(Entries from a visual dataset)
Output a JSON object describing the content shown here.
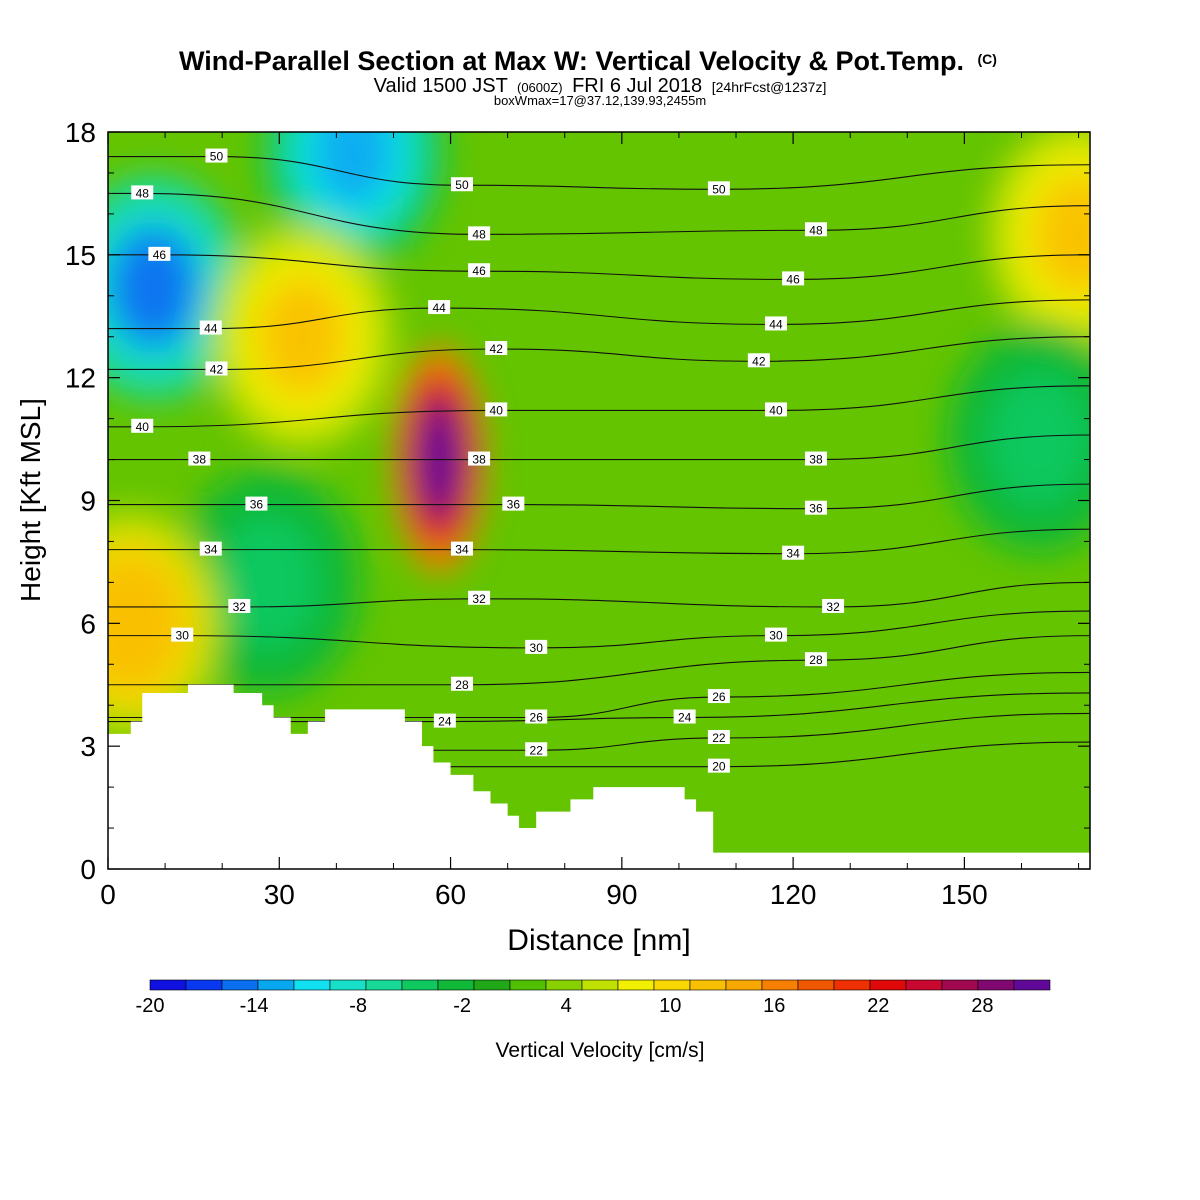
{
  "title": {
    "main": "Wind-Parallel Section at Max W: Vertical Velocity & Pot.Temp.",
    "copyright": "(C)",
    "valid_prefix": "Valid 1500 JST",
    "valid_utc": "(0600Z)",
    "valid_date": "FRI 6 Jul 2018",
    "forecast": "[24hrFcst@1237z]",
    "box_info": "boxWmax=17@37.12,139.93,2455m"
  },
  "chart_data": {
    "type": "heatmap",
    "xlabel": "Distance [nm]",
    "ylabel": "Height [Kft MSL]",
    "xlim": [
      0,
      172
    ],
    "ylim": [
      0,
      18
    ],
    "x_ticks": [
      0,
      30,
      60,
      90,
      120,
      150
    ],
    "y_ticks": [
      0,
      3,
      6,
      9,
      12,
      15,
      18
    ],
    "colorbar": {
      "label": "Vertical Velocity [cm/s]",
      "tick_labels": [
        "-20",
        "-14",
        "-8",
        "-2",
        "4",
        "10",
        "16",
        "22",
        "28"
      ],
      "colors": [
        "#1010e0",
        "#0838f0",
        "#0870f0",
        "#08a8f0",
        "#10e0f0",
        "#18e0c8",
        "#18d898",
        "#10c860",
        "#10b838",
        "#20a818",
        "#50c000",
        "#88d000",
        "#c0e000",
        "#f0f000",
        "#f8d800",
        "#f8c000",
        "#f8a800",
        "#f88000",
        "#f05800",
        "#f03000",
        "#e00808",
        "#c80830",
        "#a00850",
        "#800870",
        "#600898"
      ]
    },
    "terrain_profile": {
      "x": [
        0,
        4,
        4,
        6,
        6,
        10,
        10,
        14,
        14,
        22,
        22,
        27,
        27,
        29,
        29,
        32,
        32,
        35,
        35,
        38,
        38,
        42,
        42,
        52,
        52,
        55,
        55,
        57,
        57,
        60,
        60,
        64,
        64,
        67,
        67,
        70,
        70,
        72,
        72,
        75,
        75,
        81,
        81,
        85,
        85,
        101,
        101,
        103,
        103,
        106,
        106,
        172
      ],
      "height_kft": [
        3.3,
        3.3,
        3.6,
        3.6,
        4.3,
        4.3,
        4.3,
        4.3,
        4.5,
        4.5,
        4.3,
        4.3,
        4.0,
        4.0,
        3.7,
        3.7,
        3.3,
        3.3,
        3.6,
        3.6,
        3.9,
        3.9,
        3.9,
        3.9,
        3.6,
        3.6,
        3.0,
        3.0,
        2.6,
        2.6,
        2.3,
        2.3,
        1.9,
        1.9,
        1.6,
        1.6,
        1.3,
        1.3,
        1.0,
        1.0,
        1.4,
        1.4,
        1.7,
        1.7,
        2.0,
        2.0,
        1.7,
        1.7,
        1.4,
        1.4,
        0.4,
        0.4
      ]
    },
    "vertical_velocity_features": [
      {
        "name": "downdraft-west-upper",
        "x": 8,
        "height_kft": 14.2,
        "value": -16
      },
      {
        "name": "downdraft-top-center",
        "x": 43,
        "height_kft": 17.5,
        "value": -14
      },
      {
        "name": "downdraft-west-mid",
        "x": 28,
        "height_kft": 7.0,
        "value": -7
      },
      {
        "name": "updraft-core",
        "x": 58,
        "height_kft": 10.0,
        "value": 30
      },
      {
        "name": "updraft-west-ridge",
        "x": 34,
        "height_kft": 13.0,
        "value": 10
      },
      {
        "name": "updraft-west-low",
        "x": 4,
        "height_kft": 6.0,
        "value": 11
      },
      {
        "name": "updraft-east-edge",
        "x": 170,
        "height_kft": 15.5,
        "value": 10
      },
      {
        "name": "downdraft-east-edge",
        "x": 163,
        "height_kft": 10.5,
        "value": -7
      }
    ],
    "potential_temperature_labels": [
      {
        "label": "50",
        "x": 19,
        "height_kft": 17.4
      },
      {
        "label": "50",
        "x": 62,
        "height_kft": 16.7
      },
      {
        "label": "50",
        "x": 107,
        "height_kft": 16.6
      },
      {
        "label": "48",
        "x": 6,
        "height_kft": 16.5
      },
      {
        "label": "48",
        "x": 65,
        "height_kft": 15.5
      },
      {
        "label": "48",
        "x": 124,
        "height_kft": 15.6
      },
      {
        "label": "46",
        "x": 9,
        "height_kft": 15.0
      },
      {
        "label": "46",
        "x": 65,
        "height_kft": 14.6
      },
      {
        "label": "46",
        "x": 120,
        "height_kft": 14.4
      },
      {
        "label": "44",
        "x": 18,
        "height_kft": 13.2
      },
      {
        "label": "44",
        "x": 58,
        "height_kft": 13.7
      },
      {
        "label": "44",
        "x": 117,
        "height_kft": 13.3
      },
      {
        "label": "42",
        "x": 19,
        "height_kft": 12.2
      },
      {
        "label": "42",
        "x": 68,
        "height_kft": 12.7
      },
      {
        "label": "42",
        "x": 114,
        "height_kft": 12.4
      },
      {
        "label": "40",
        "x": 6,
        "height_kft": 10.8
      },
      {
        "label": "40",
        "x": 68,
        "height_kft": 11.2
      },
      {
        "label": "40",
        "x": 117,
        "height_kft": 11.2
      },
      {
        "label": "38",
        "x": 16,
        "height_kft": 10.0
      },
      {
        "label": "38",
        "x": 65,
        "height_kft": 10.0
      },
      {
        "label": "38",
        "x": 124,
        "height_kft": 10.0
      },
      {
        "label": "36",
        "x": 26,
        "height_kft": 8.9
      },
      {
        "label": "36",
        "x": 71,
        "height_kft": 8.9
      },
      {
        "label": "36",
        "x": 124,
        "height_kft": 8.8
      },
      {
        "label": "34",
        "x": 18,
        "height_kft": 7.8
      },
      {
        "label": "34",
        "x": 62,
        "height_kft": 7.8
      },
      {
        "label": "34",
        "x": 120,
        "height_kft": 7.7
      },
      {
        "label": "32",
        "x": 23,
        "height_kft": 6.4
      },
      {
        "label": "32",
        "x": 65,
        "height_kft": 6.6
      },
      {
        "label": "32",
        "x": 127,
        "height_kft": 6.4
      },
      {
        "label": "30",
        "x": 13,
        "height_kft": 5.7
      },
      {
        "label": "30",
        "x": 75,
        "height_kft": 5.4
      },
      {
        "label": "30",
        "x": 117,
        "height_kft": 5.7
      },
      {
        "label": "28",
        "x": 62,
        "height_kft": 4.5
      },
      {
        "label": "28",
        "x": 124,
        "height_kft": 5.1
      },
      {
        "label": "26",
        "x": 75,
        "height_kft": 3.7
      },
      {
        "label": "26",
        "x": 107,
        "height_kft": 4.2
      },
      {
        "label": "24",
        "x": 59,
        "height_kft": 3.6
      },
      {
        "label": "24",
        "x": 101,
        "height_kft": 3.7
      },
      {
        "label": "22",
        "x": 75,
        "height_kft": 2.9
      },
      {
        "label": "22",
        "x": 107,
        "height_kft": 3.2
      },
      {
        "label": "20",
        "x": 107,
        "height_kft": 2.5
      }
    ]
  }
}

» **Exercise instructions**:
Omit every picture while copying the listing above exactly.

» **Finished task**:
Output a JSON object describing the content shown here.
{
  "title": {
    "main": "Wind-Parallel Section at Max W: Vertical Velocity & Pot.Temp.",
    "copyright": "(C)",
    "valid_prefix": "Valid 1500 JST",
    "valid_utc": "(0600Z)",
    "valid_date": "FRI 6 Jul 2018",
    "forecast": "[24hrFcst@1237z]",
    "box_info": "boxWmax=17@37.12,139.93,2455m"
  },
  "chart_data": {
    "type": "heatmap",
    "xlabel": "Distance [nm]",
    "ylabel": "Height [Kft MSL]",
    "xlim": [
      0,
      172
    ],
    "ylim": [
      0,
      18
    ],
    "x_ticks": [
      0,
      30,
      60,
      90,
      120,
      150
    ],
    "y_ticks": [
      0,
      3,
      6,
      9,
      12,
      15,
      18
    ],
    "colorbar": {
      "label": "Vertical Velocity [cm/s]",
      "tick_labels": [
        "-20",
        "-14",
        "-8",
        "-2",
        "4",
        "10",
        "16",
        "22",
        "28"
      ],
      "colors": [
        "#1010e0",
        "#0838f0",
        "#0870f0",
        "#08a8f0",
        "#10e0f0",
        "#18e0c8",
        "#18d898",
        "#10c860",
        "#10b838",
        "#20a818",
        "#50c000",
        "#88d000",
        "#c0e000",
        "#f0f000",
        "#f8d800",
        "#f8c000",
        "#f8a800",
        "#f88000",
        "#f05800",
        "#f03000",
        "#e00808",
        "#c80830",
        "#a00850",
        "#800870",
        "#600898"
      ]
    },
    "terrain_profile": {
      "x": [
        0,
        4,
        4,
        6,
        6,
        10,
        10,
        14,
        14,
        22,
        22,
        27,
        27,
        29,
        29,
        32,
        32,
        35,
        35,
        38,
        38,
        42,
        42,
        52,
        52,
        55,
        55,
        57,
        57,
        60,
        60,
        64,
        64,
        67,
        67,
        70,
        70,
        72,
        72,
        75,
        75,
        81,
        81,
        85,
        85,
        101,
        101,
        103,
        103,
        106,
        106,
        172
      ],
      "height_kft": [
        3.3,
        3.3,
        3.6,
        3.6,
        4.3,
        4.3,
        4.3,
        4.3,
        4.5,
        4.5,
        4.3,
        4.3,
        4.0,
        4.0,
        3.7,
        3.7,
        3.3,
        3.3,
        3.6,
        3.6,
        3.9,
        3.9,
        3.9,
        3.9,
        3.6,
        3.6,
        3.0,
        3.0,
        2.6,
        2.6,
        2.3,
        2.3,
        1.9,
        1.9,
        1.6,
        1.6,
        1.3,
        1.3,
        1.0,
        1.0,
        1.4,
        1.4,
        1.7,
        1.7,
        2.0,
        2.0,
        1.7,
        1.7,
        1.4,
        1.4,
        0.4,
        0.4
      ]
    },
    "vertical_velocity_features": [
      {
        "name": "downdraft-west-upper",
        "x": 8,
        "height_kft": 14.2,
        "value": -16
      },
      {
        "name": "downdraft-top-center",
        "x": 43,
        "height_kft": 17.5,
        "value": -14
      },
      {
        "name": "downdraft-west-mid",
        "x": 28,
        "height_kft": 7.0,
        "value": -7
      },
      {
        "name": "updraft-core",
        "x": 58,
        "height_kft": 10.0,
        "value": 30
      },
      {
        "name": "updraft-west-ridge",
        "x": 34,
        "height_kft": 13.0,
        "value": 10
      },
      {
        "name": "updraft-west-low",
        "x": 4,
        "height_kft": 6.0,
        "value": 11
      },
      {
        "name": "updraft-east-edge",
        "x": 170,
        "height_kft": 15.5,
        "value": 10
      },
      {
        "name": "downdraft-east-edge",
        "x": 163,
        "height_kft": 10.5,
        "value": -7
      }
    ],
    "potential_temperature_labels": [
      {
        "label": "50",
        "x": 19,
        "height_kft": 17.4
      },
      {
        "label": "50",
        "x": 62,
        "height_kft": 16.7
      },
      {
        "label": "50",
        "x": 107,
        "height_kft": 16.6
      },
      {
        "label": "48",
        "x": 6,
        "height_kft": 16.5
      },
      {
        "label": "48",
        "x": 65,
        "height_kft": 15.5
      },
      {
        "label": "48",
        "x": 124,
        "height_kft": 15.6
      },
      {
        "label": "46",
        "x": 9,
        "height_kft": 15.0
      },
      {
        "label": "46",
        "x": 65,
        "height_kft": 14.6
      },
      {
        "label": "46",
        "x": 120,
        "height_kft": 14.4
      },
      {
        "label": "44",
        "x": 18,
        "height_kft": 13.2
      },
      {
        "label": "44",
        "x": 58,
        "height_kft": 13.7
      },
      {
        "label": "44",
        "x": 117,
        "height_kft": 13.3
      },
      {
        "label": "42",
        "x": 19,
        "height_kft": 12.2
      },
      {
        "label": "42",
        "x": 68,
        "height_kft": 12.7
      },
      {
        "label": "42",
        "x": 114,
        "height_kft": 12.4
      },
      {
        "label": "40",
        "x": 6,
        "height_kft": 10.8
      },
      {
        "label": "40",
        "x": 68,
        "height_kft": 11.2
      },
      {
        "label": "40",
        "x": 117,
        "height_kft": 11.2
      },
      {
        "label": "38",
        "x": 16,
        "height_kft": 10.0
      },
      {
        "label": "38",
        "x": 65,
        "height_kft": 10.0
      },
      {
        "label": "38",
        "x": 124,
        "height_kft": 10.0
      },
      {
        "label": "36",
        "x": 26,
        "height_kft": 8.9
      },
      {
        "label": "36",
        "x": 71,
        "height_kft": 8.9
      },
      {
        "label": "36",
        "x": 124,
        "height_kft": 8.8
      },
      {
        "label": "34",
        "x": 18,
        "height_kft": 7.8
      },
      {
        "label": "34",
        "x": 62,
        "height_kft": 7.8
      },
      {
        "label": "34",
        "x": 120,
        "height_kft": 7.7
      },
      {
        "label": "32",
        "x": 23,
        "height_kft": 6.4
      },
      {
        "label": "32",
        "x": 65,
        "height_kft": 6.6
      },
      {
        "label": "32",
        "x": 127,
        "height_kft": 6.4
      },
      {
        "label": "30",
        "x": 13,
        "height_kft": 5.7
      },
      {
        "label": "30",
        "x": 75,
        "height_kft": 5.4
      },
      {
        "label": "30",
        "x": 117,
        "height_kft": 5.7
      },
      {
        "label": "28",
        "x": 62,
        "height_kft": 4.5
      },
      {
        "label": "28",
        "x": 124,
        "height_kft": 5.1
      },
      {
        "label": "26",
        "x": 75,
        "height_kft": 3.7
      },
      {
        "label": "26",
        "x": 107,
        "height_kft": 4.2
      },
      {
        "label": "24",
        "x": 59,
        "height_kft": 3.6
      },
      {
        "label": "24",
        "x": 101,
        "height_kft": 3.7
      },
      {
        "label": "22",
        "x": 75,
        "height_kft": 2.9
      },
      {
        "label": "22",
        "x": 107,
        "height_kft": 3.2
      },
      {
        "label": "20",
        "x": 107,
        "height_kft": 2.5
      }
    ]
  }
}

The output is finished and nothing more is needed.